Show all lines that include the string "kortare"; copy each one.

** START OF Data for processing **

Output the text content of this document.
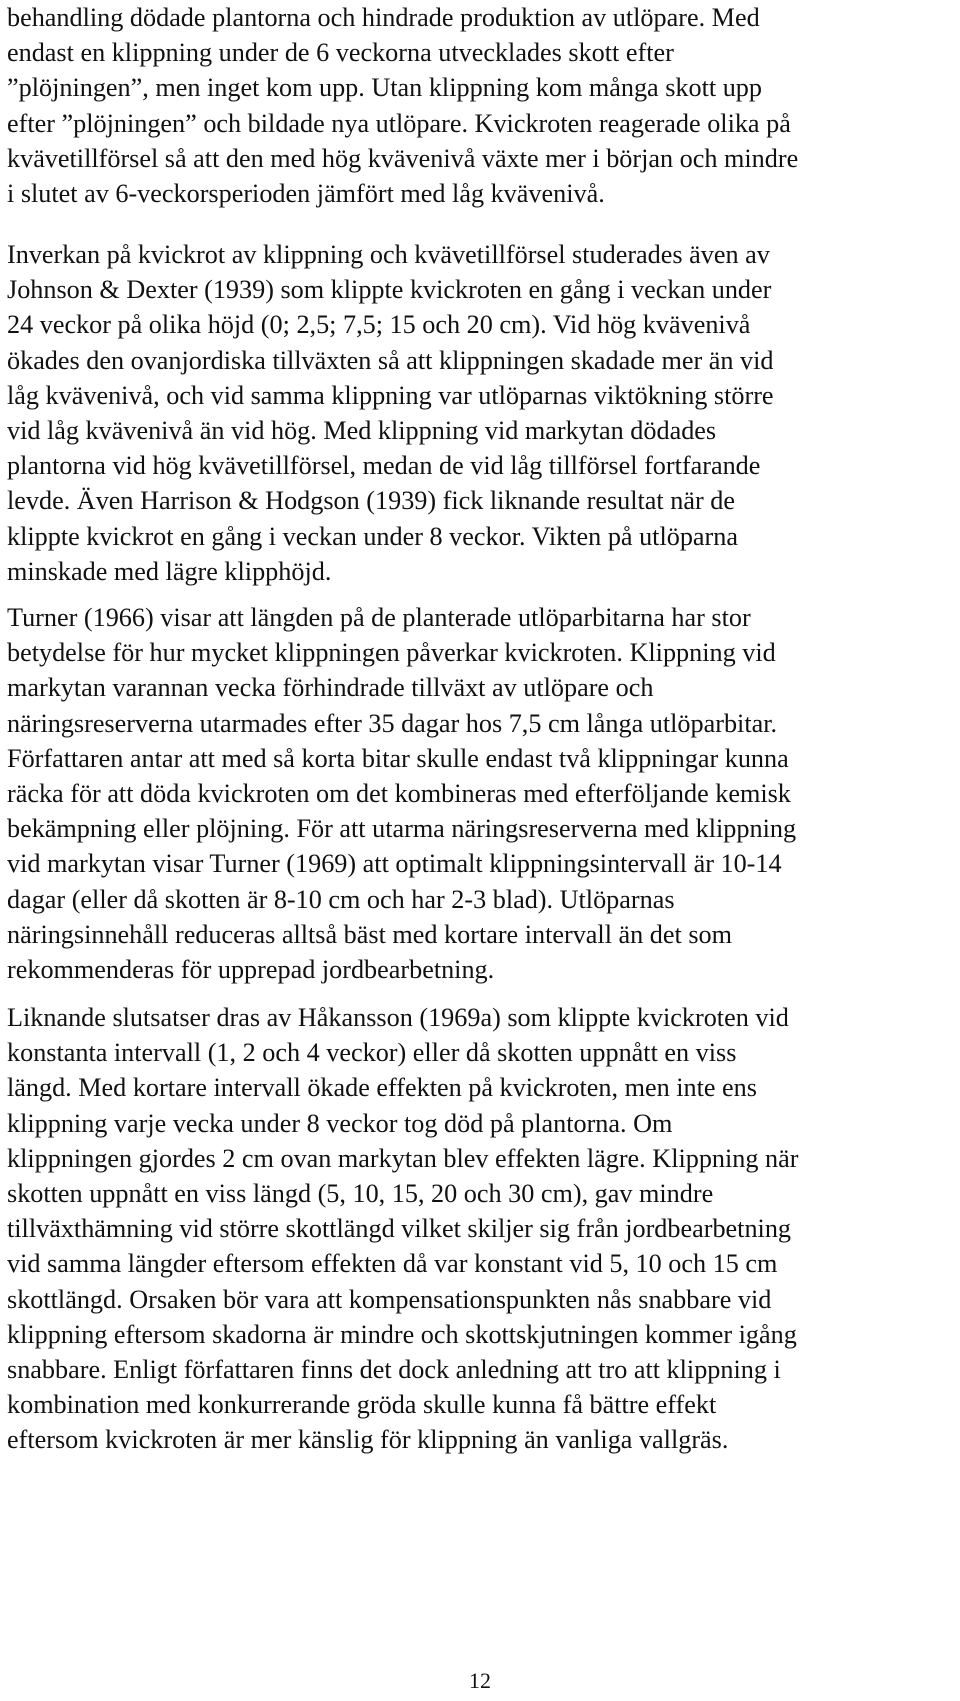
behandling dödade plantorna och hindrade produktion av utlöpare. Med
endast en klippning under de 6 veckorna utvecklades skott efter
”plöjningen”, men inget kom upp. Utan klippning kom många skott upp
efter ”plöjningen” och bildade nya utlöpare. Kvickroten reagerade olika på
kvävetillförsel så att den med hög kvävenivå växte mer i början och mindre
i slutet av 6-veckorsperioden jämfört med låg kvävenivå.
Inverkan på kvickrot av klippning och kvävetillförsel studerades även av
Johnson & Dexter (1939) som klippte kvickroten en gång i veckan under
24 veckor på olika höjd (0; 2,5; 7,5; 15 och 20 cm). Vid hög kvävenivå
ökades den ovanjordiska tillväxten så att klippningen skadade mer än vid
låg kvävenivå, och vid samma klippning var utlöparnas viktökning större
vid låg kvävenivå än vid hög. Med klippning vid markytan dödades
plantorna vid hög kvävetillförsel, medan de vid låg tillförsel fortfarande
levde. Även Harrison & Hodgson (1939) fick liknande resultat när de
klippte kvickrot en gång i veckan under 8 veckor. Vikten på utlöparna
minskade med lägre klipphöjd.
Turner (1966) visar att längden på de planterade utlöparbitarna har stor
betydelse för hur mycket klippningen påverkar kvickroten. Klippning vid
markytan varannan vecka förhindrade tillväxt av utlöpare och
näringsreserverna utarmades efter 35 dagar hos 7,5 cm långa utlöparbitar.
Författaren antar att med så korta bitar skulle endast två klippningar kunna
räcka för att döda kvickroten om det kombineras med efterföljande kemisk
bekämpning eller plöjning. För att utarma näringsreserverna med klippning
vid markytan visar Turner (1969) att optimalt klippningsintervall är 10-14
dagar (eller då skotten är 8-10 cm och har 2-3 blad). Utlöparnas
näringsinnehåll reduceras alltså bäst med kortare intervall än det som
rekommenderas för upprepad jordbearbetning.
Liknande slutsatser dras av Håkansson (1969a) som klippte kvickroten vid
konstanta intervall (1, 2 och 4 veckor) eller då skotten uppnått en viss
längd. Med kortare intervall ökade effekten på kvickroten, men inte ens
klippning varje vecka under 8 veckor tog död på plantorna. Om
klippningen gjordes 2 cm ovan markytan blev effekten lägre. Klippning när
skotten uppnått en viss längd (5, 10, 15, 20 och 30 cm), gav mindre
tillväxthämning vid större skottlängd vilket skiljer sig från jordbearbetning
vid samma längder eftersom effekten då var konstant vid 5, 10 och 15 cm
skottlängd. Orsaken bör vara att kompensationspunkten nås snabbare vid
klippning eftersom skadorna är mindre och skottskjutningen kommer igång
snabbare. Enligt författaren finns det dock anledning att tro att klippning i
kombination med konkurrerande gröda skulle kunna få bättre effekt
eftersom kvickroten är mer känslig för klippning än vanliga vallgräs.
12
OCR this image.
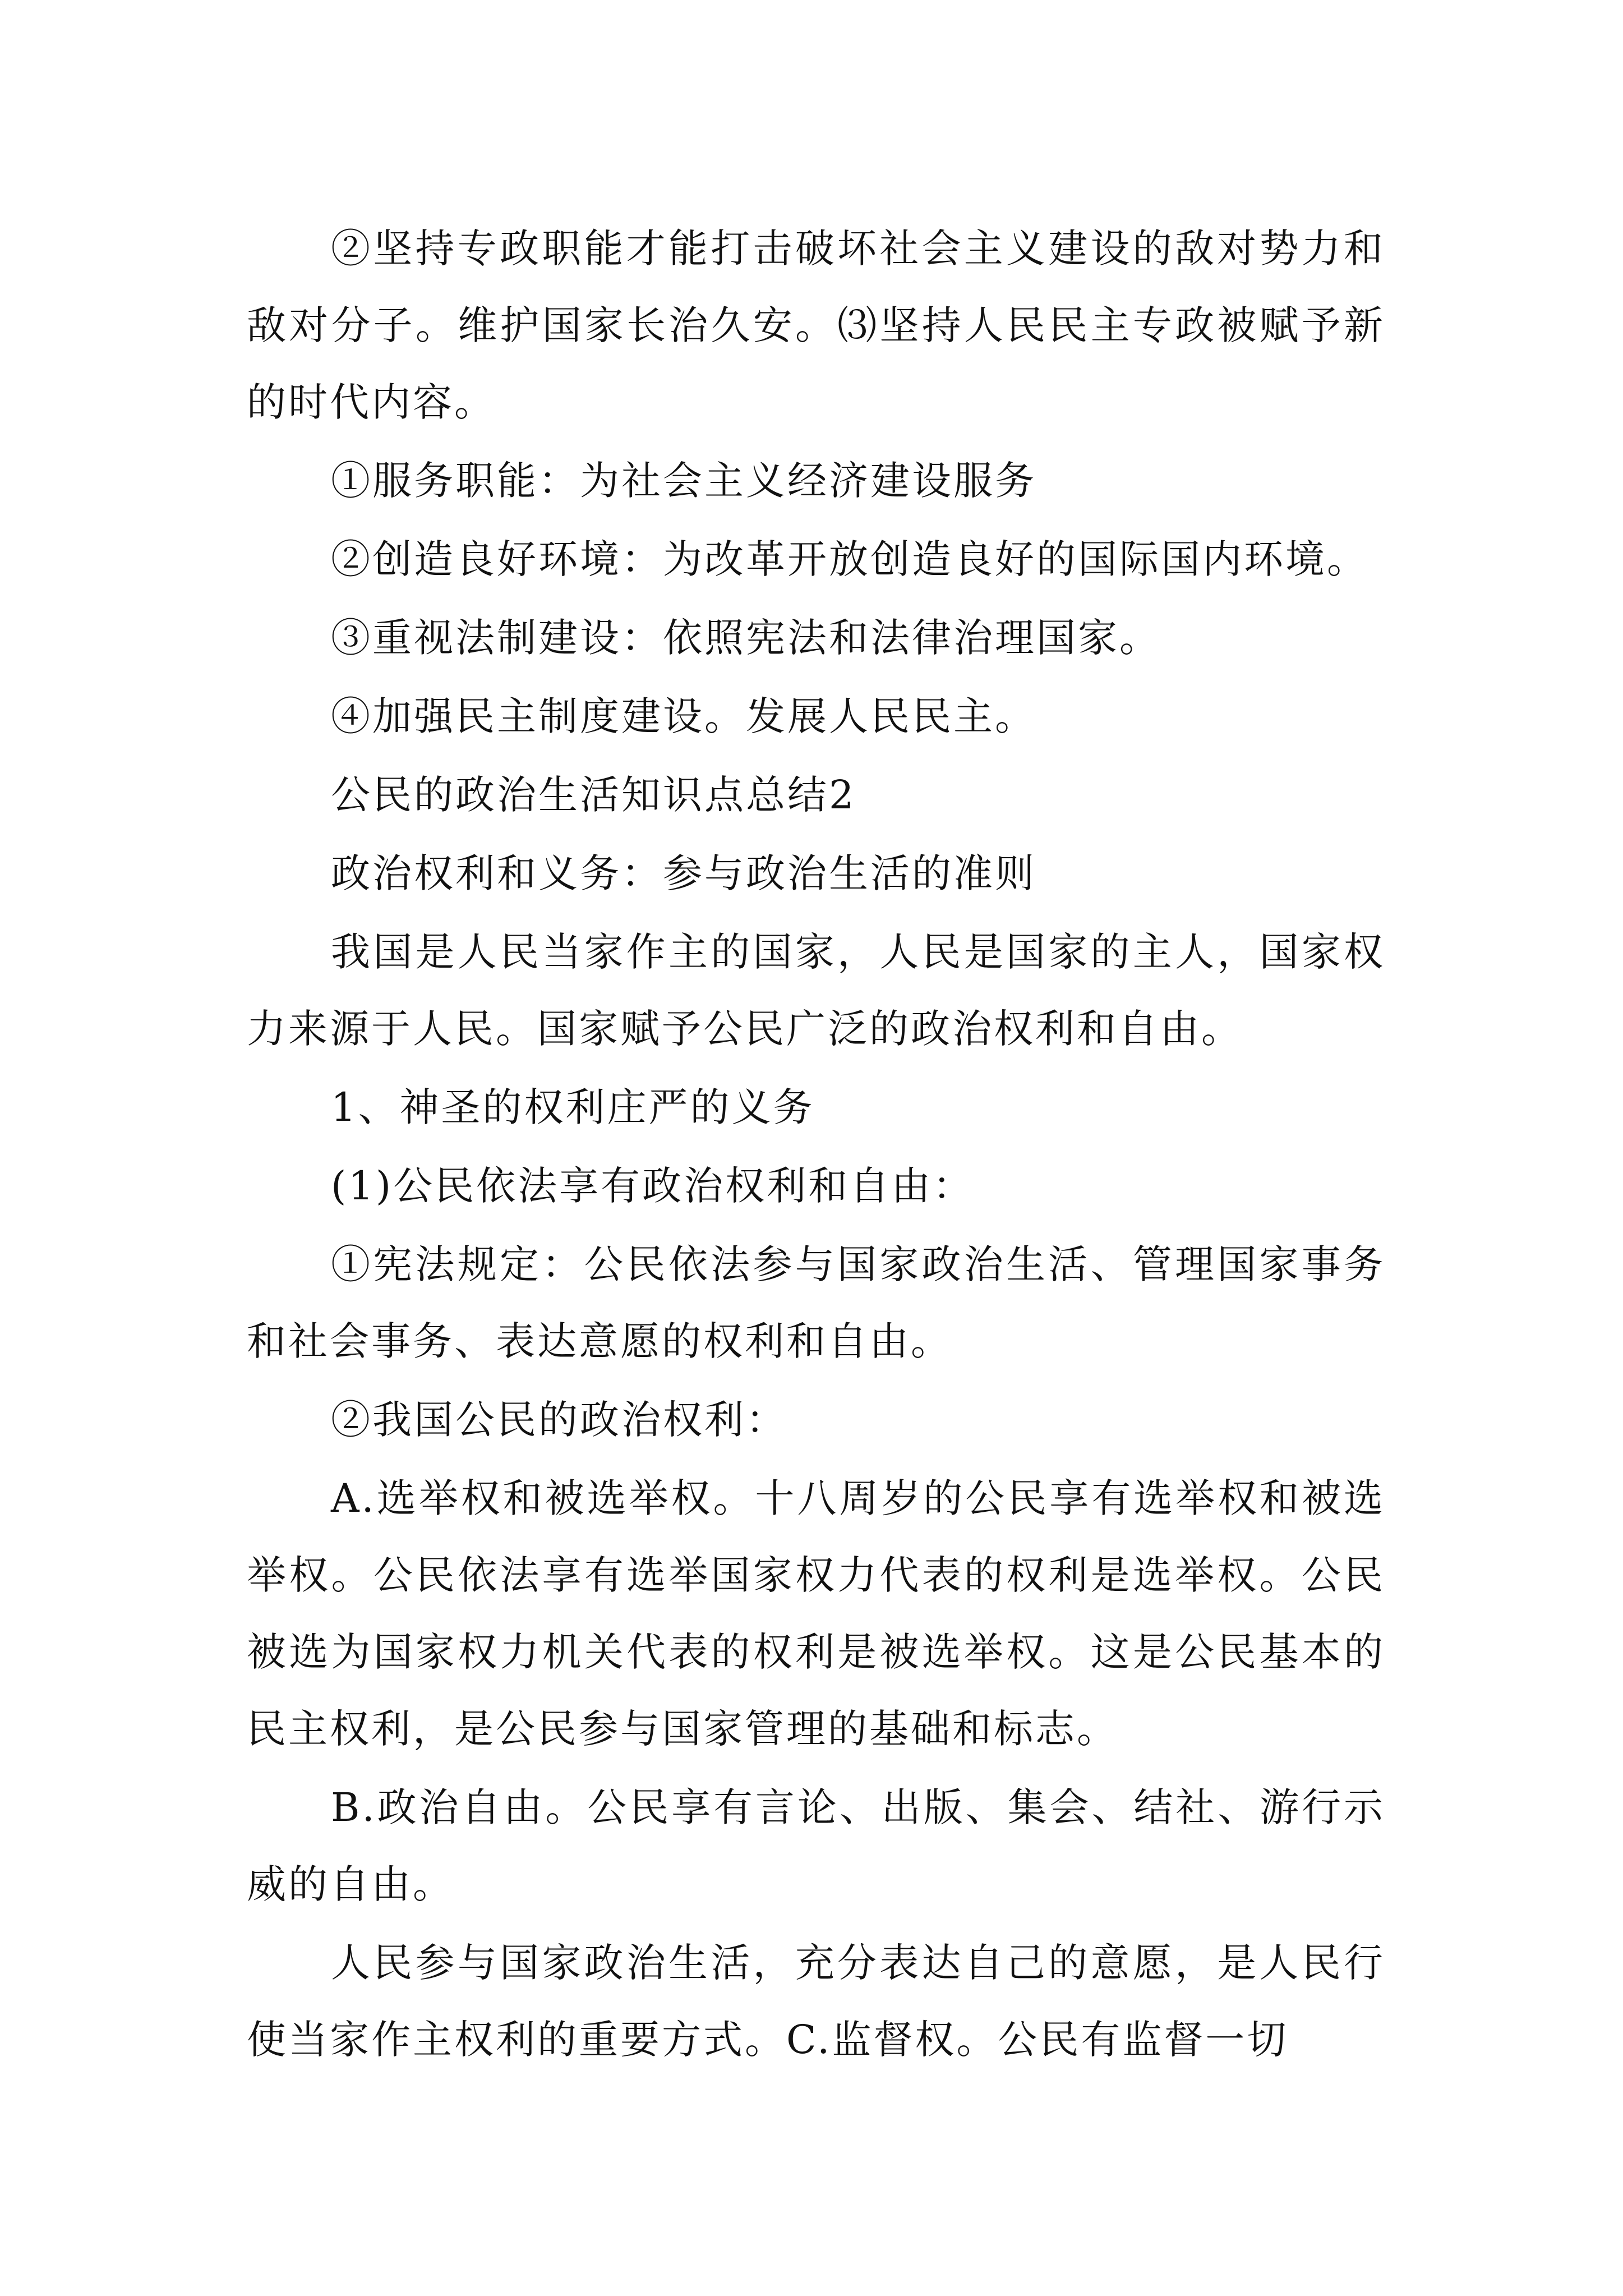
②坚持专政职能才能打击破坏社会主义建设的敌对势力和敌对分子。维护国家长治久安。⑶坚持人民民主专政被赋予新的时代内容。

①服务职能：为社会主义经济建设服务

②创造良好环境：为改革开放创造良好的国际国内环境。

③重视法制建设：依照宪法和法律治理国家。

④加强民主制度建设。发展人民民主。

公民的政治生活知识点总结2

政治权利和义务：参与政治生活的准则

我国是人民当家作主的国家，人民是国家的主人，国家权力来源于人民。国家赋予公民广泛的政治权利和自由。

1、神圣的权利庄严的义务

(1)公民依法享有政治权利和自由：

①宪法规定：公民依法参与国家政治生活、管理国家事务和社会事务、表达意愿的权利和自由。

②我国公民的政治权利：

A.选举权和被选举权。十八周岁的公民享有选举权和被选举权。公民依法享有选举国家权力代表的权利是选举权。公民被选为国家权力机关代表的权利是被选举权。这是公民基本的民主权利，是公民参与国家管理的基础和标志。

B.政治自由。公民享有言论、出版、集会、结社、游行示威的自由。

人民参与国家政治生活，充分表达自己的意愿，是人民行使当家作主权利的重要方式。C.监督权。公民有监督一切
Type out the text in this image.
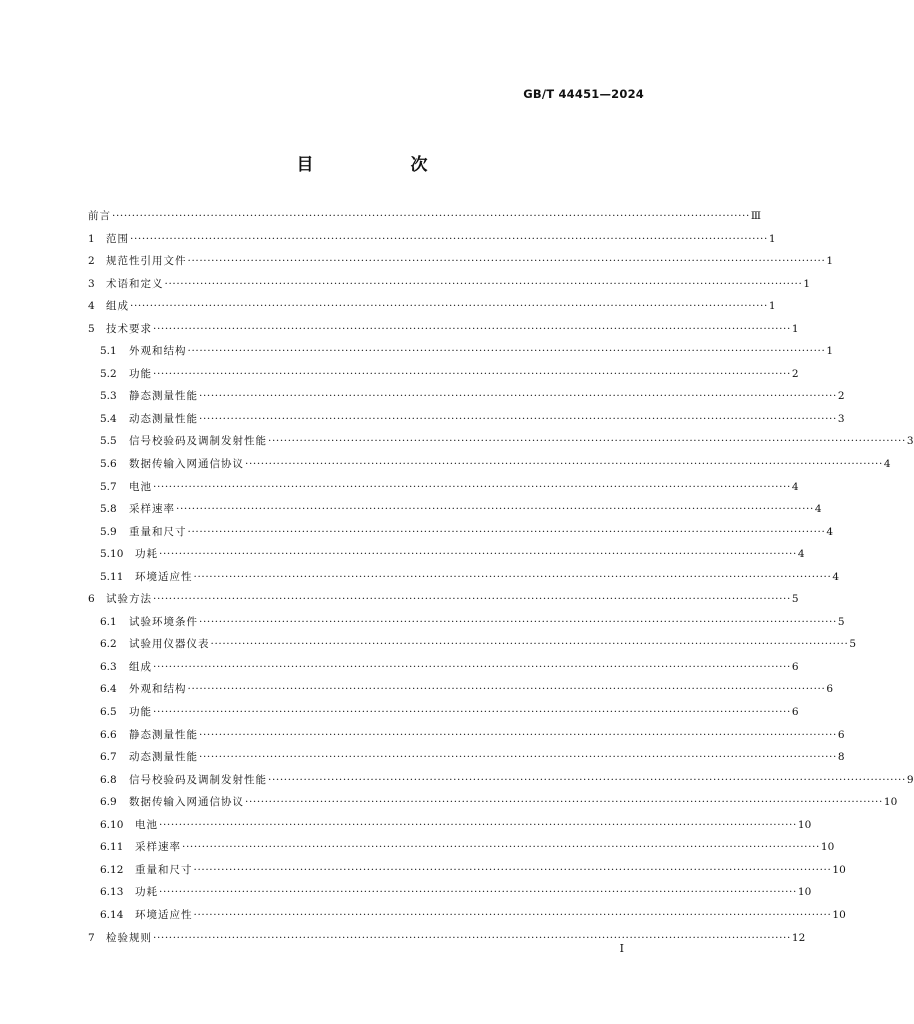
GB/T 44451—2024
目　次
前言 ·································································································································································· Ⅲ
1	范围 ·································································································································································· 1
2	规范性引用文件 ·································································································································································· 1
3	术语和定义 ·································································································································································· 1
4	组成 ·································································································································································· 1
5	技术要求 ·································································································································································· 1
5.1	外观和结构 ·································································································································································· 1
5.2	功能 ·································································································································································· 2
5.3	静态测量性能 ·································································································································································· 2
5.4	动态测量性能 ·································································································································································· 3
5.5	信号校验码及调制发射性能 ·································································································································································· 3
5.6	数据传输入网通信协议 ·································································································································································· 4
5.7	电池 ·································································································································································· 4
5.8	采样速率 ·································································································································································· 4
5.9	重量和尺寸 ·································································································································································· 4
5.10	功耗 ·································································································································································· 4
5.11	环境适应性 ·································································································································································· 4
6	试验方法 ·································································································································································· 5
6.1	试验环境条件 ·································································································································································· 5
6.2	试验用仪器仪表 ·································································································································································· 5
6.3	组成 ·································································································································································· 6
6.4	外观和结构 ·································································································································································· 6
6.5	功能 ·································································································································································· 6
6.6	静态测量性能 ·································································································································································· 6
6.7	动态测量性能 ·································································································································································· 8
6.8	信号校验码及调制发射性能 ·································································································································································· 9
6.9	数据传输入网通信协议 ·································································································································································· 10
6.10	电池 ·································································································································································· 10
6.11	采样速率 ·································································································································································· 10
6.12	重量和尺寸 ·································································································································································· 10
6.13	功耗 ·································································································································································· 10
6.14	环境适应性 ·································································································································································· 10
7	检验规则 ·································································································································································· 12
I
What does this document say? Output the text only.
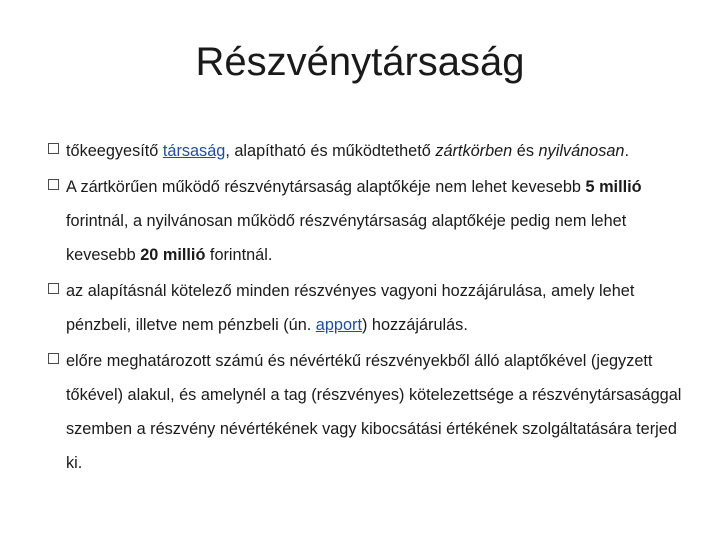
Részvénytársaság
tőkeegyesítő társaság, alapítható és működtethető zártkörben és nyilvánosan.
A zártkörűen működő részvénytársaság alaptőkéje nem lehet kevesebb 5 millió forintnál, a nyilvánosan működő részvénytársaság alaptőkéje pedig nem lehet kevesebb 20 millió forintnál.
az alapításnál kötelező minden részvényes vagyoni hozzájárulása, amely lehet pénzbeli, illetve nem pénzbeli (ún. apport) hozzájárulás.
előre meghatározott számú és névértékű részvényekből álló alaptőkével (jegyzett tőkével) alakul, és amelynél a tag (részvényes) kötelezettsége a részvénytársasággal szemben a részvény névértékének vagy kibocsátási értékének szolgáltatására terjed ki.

** END OF Data for processing **

=== Exercise response ===
näringsinnehåll reduceras alltså bäst med kortare intervall än det som
längd. Med kortare intervall ökade effekten på kvickroten, men inte ens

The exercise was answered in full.